[Extracted data entries]
━━━━━━━━━━━━━━━━

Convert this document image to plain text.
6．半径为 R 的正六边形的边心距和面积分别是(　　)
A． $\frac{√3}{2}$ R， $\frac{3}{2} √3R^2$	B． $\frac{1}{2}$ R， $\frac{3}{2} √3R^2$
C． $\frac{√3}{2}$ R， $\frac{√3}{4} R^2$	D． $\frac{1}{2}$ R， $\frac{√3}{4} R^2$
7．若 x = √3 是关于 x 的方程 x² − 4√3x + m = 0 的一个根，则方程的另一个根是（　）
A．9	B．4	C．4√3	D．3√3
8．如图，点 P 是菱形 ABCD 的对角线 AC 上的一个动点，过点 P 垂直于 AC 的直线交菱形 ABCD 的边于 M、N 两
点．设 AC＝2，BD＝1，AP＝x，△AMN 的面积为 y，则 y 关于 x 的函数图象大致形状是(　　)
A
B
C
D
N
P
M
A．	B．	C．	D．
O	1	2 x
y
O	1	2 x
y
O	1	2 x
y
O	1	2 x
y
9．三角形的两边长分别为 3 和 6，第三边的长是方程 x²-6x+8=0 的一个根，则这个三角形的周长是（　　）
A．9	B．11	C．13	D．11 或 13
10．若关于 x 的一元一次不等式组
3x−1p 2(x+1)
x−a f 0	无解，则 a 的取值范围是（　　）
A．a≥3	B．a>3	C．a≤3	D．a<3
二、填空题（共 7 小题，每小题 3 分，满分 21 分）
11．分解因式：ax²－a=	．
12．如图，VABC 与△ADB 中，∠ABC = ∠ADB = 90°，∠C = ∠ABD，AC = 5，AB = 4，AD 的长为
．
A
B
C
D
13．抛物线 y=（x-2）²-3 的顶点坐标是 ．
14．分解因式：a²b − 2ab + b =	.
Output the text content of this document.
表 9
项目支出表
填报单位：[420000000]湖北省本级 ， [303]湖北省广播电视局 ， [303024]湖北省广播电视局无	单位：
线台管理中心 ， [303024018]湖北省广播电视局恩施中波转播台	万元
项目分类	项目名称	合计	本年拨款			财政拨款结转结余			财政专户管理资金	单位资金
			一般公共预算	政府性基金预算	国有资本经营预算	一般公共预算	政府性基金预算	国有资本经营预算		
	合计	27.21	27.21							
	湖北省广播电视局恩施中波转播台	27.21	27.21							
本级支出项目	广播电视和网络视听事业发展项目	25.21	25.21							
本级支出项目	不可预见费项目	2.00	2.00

━━━━━━━━━━━━━━━━

(OBJECTIVE) Find every line containing the word "frac", then give the total and nothing more.

(FINAL ANSWER) 2